Filter this material down to the lines that hold "list", copying each one.

- - -

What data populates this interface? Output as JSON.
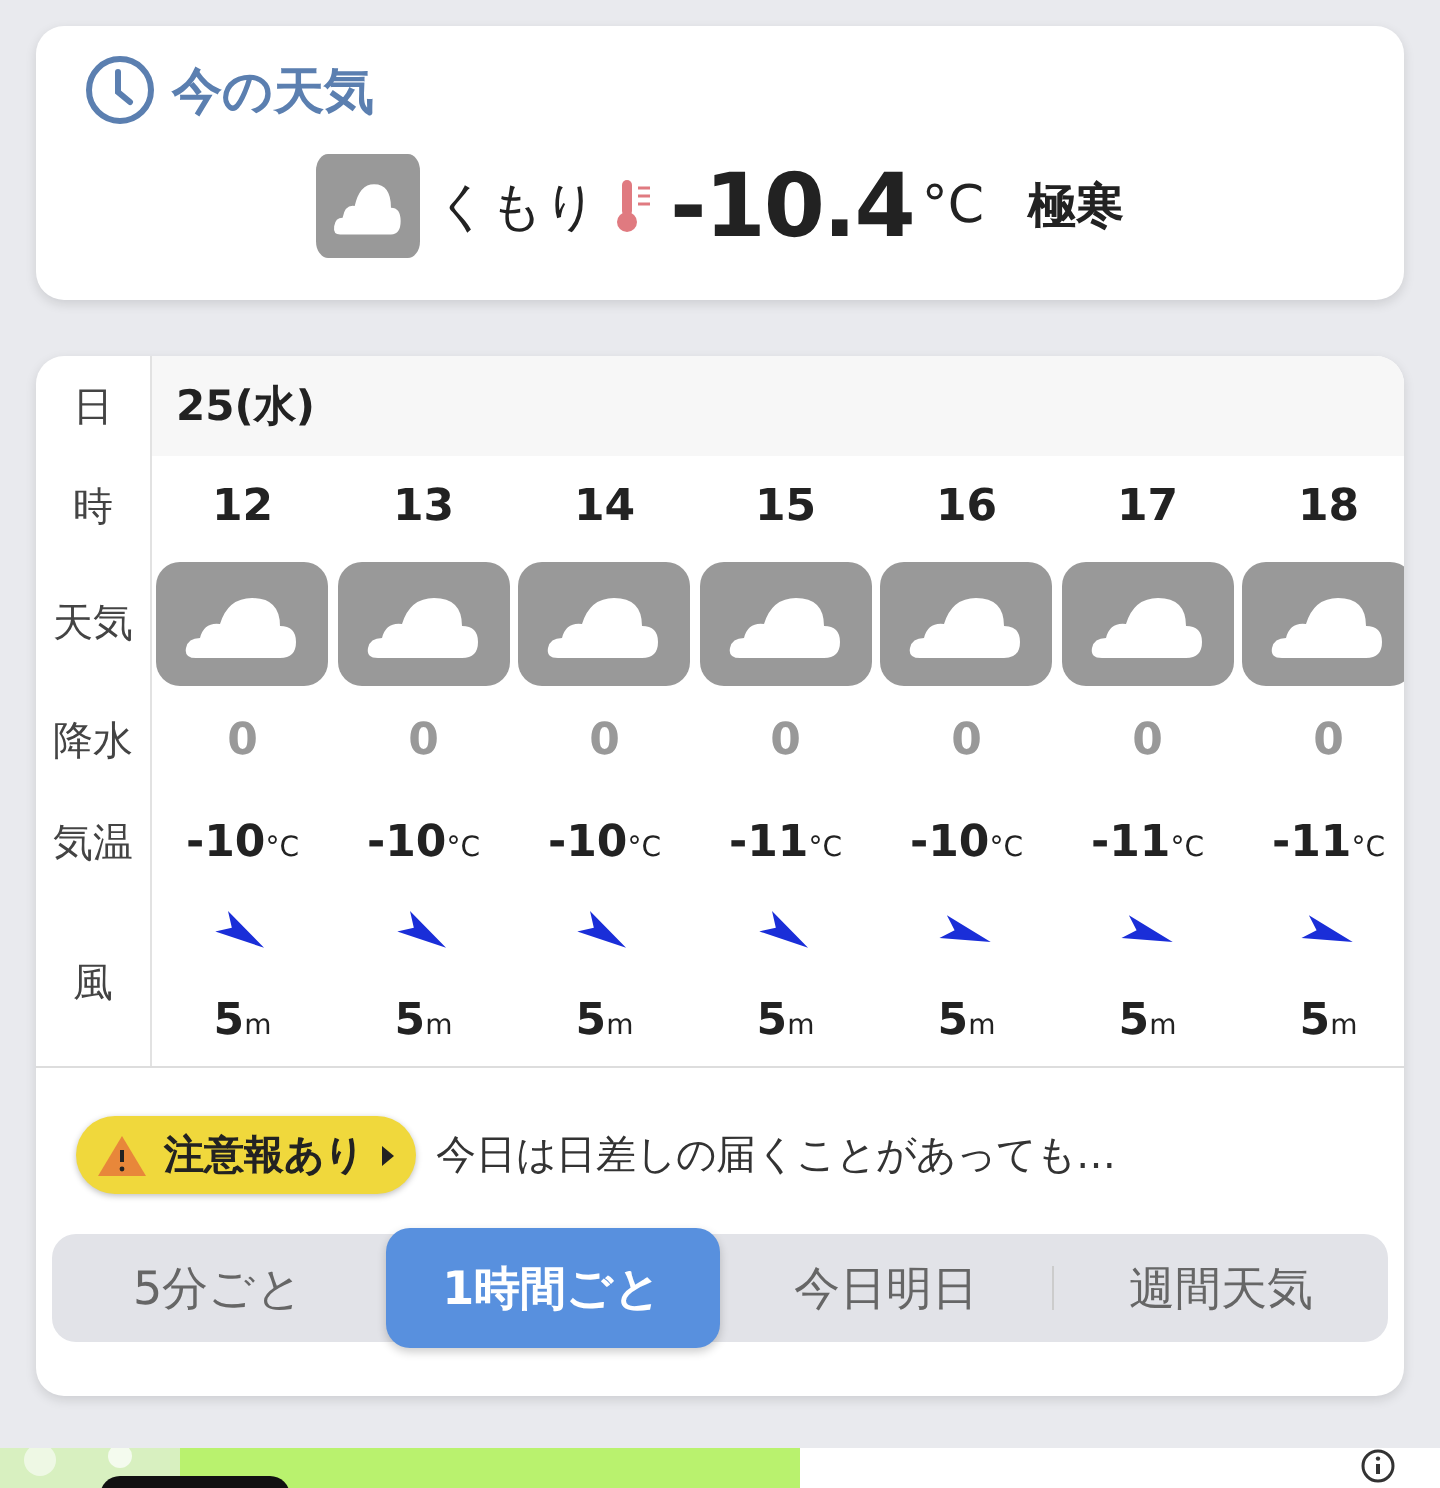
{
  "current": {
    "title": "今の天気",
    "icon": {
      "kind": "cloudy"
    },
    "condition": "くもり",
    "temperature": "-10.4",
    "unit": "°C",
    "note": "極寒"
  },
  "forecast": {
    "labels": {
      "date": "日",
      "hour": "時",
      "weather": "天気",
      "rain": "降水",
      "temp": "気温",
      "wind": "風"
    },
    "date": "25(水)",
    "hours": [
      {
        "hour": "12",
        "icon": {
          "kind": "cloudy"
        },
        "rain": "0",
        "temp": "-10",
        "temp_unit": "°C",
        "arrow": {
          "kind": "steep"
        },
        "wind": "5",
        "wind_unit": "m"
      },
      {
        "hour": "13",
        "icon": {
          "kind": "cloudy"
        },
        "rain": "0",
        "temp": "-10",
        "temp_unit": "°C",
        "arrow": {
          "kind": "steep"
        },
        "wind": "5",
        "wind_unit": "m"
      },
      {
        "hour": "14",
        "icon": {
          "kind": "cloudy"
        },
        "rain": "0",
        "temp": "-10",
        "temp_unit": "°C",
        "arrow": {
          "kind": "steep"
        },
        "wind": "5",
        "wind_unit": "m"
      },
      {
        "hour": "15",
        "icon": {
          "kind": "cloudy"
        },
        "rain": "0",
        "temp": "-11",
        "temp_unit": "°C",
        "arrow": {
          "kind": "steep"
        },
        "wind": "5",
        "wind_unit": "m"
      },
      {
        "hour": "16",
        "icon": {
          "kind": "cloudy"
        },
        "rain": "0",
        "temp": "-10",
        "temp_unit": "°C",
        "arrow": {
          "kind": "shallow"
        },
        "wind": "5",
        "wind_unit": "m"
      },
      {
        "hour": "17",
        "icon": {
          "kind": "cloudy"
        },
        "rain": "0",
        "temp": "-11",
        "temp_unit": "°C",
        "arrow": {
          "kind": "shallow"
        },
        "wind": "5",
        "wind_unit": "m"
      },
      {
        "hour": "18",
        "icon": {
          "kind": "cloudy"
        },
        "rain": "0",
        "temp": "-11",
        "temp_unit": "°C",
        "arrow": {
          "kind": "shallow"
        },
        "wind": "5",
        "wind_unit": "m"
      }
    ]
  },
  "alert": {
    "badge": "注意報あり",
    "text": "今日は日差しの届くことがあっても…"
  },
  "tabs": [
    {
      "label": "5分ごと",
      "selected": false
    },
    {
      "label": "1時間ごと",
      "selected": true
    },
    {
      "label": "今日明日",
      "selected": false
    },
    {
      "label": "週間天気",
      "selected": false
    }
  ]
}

- - -

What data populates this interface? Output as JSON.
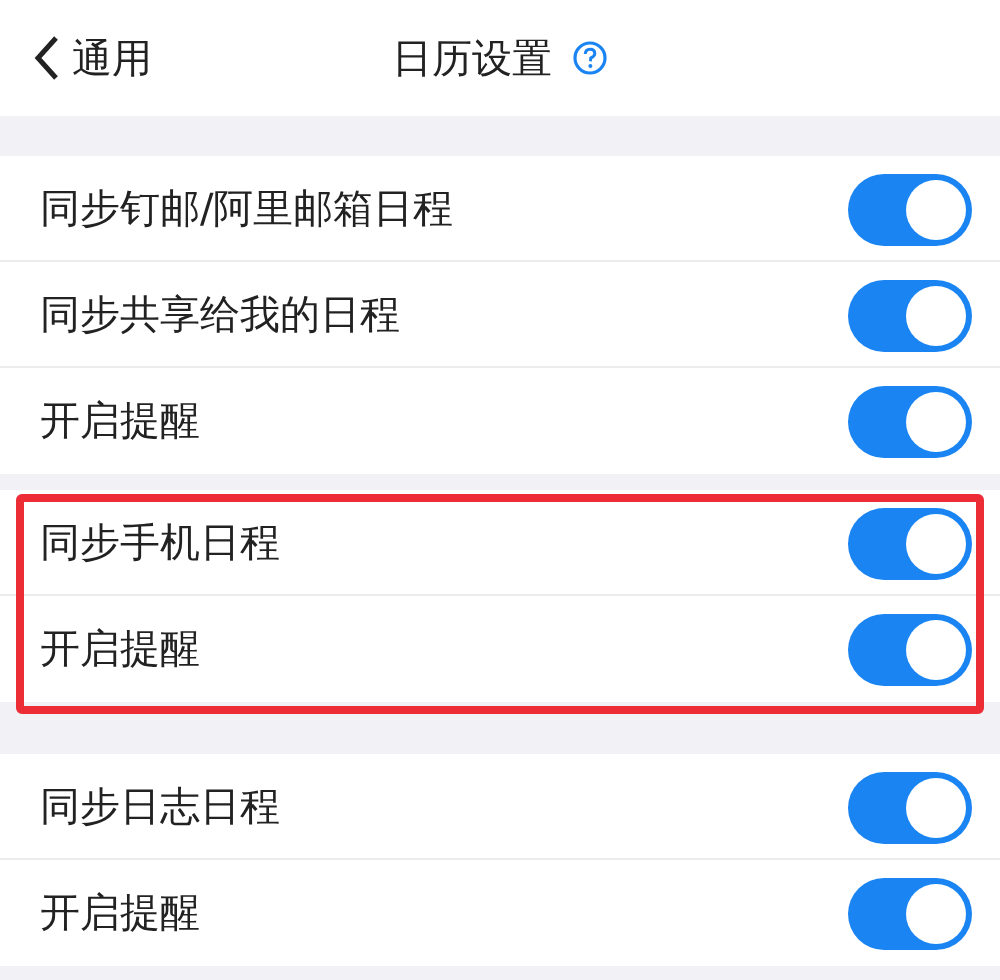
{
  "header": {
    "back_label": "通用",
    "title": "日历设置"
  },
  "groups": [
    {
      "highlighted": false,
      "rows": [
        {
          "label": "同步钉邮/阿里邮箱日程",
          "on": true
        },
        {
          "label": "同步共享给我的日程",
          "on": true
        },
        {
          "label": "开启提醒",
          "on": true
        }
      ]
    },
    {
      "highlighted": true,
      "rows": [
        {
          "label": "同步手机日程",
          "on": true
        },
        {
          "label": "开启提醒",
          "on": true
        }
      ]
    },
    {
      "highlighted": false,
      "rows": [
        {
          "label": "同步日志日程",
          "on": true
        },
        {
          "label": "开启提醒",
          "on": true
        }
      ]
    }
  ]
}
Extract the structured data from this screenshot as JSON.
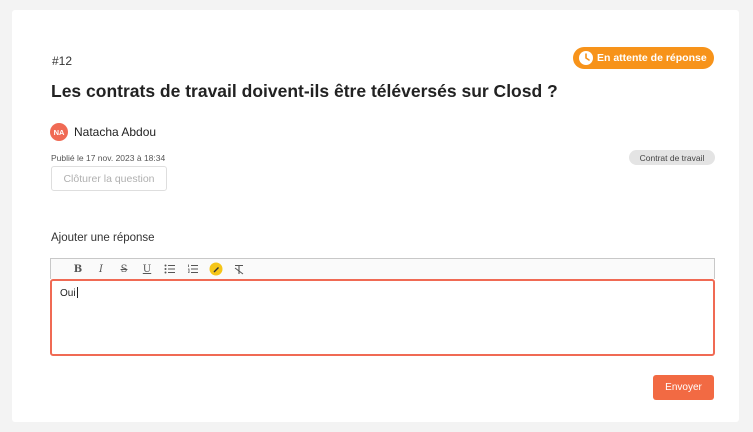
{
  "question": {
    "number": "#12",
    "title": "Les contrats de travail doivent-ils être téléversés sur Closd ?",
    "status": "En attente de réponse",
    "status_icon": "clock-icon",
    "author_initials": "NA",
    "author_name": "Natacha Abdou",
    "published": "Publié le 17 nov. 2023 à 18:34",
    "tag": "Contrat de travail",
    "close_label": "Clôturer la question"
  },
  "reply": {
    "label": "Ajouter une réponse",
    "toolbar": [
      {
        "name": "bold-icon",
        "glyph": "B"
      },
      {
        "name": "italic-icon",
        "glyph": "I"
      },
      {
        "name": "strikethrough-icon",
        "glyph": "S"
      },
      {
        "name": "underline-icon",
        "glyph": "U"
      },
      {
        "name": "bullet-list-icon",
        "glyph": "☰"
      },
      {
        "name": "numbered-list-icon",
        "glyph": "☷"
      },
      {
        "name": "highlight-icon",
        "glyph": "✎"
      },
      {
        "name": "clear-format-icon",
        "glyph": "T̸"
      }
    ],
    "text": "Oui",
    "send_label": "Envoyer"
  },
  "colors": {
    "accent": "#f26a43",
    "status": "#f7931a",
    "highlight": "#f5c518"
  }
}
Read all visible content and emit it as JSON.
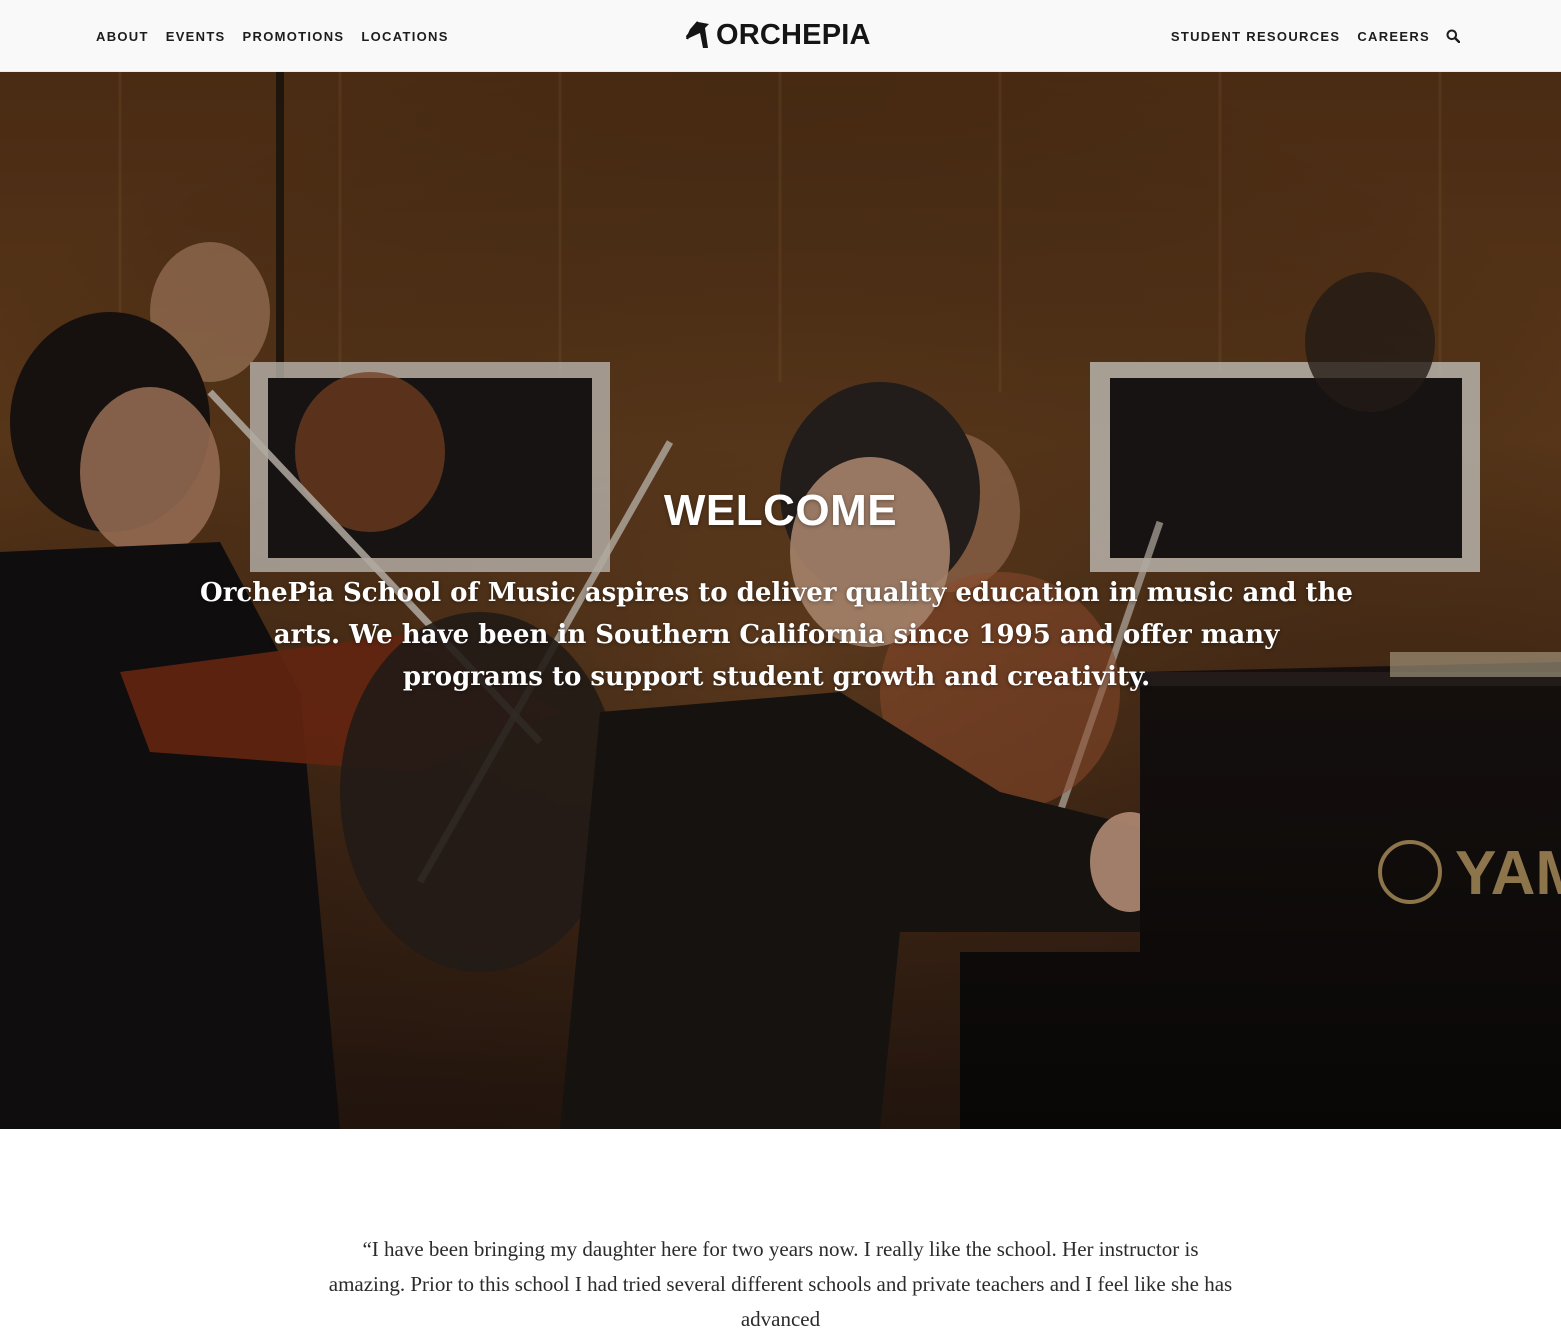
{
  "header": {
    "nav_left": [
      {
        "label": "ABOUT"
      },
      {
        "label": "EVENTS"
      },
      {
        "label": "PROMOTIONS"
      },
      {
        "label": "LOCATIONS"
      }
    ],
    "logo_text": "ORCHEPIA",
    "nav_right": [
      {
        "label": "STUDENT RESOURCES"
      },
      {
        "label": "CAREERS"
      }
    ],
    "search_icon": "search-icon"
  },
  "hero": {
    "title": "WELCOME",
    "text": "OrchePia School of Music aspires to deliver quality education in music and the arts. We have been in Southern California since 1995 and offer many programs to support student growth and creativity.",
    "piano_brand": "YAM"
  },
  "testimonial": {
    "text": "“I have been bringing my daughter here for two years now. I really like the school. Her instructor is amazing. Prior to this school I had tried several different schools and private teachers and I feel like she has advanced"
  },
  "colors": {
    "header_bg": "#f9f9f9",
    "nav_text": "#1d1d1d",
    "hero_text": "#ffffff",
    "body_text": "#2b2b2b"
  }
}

- - -

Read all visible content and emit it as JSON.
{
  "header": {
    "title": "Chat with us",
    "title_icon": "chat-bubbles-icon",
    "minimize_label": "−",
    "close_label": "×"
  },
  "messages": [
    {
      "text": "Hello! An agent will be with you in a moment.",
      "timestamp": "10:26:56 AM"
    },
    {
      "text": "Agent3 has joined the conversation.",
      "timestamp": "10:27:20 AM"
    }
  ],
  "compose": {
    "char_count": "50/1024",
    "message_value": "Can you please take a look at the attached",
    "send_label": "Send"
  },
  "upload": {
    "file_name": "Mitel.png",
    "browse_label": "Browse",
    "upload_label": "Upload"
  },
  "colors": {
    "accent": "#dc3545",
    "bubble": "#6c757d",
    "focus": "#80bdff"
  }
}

- - -

§ **SOLUTION FOR THIS EXERCISE**
        "name": "bullet-list-icon",
        "name": "numbered-list-icon",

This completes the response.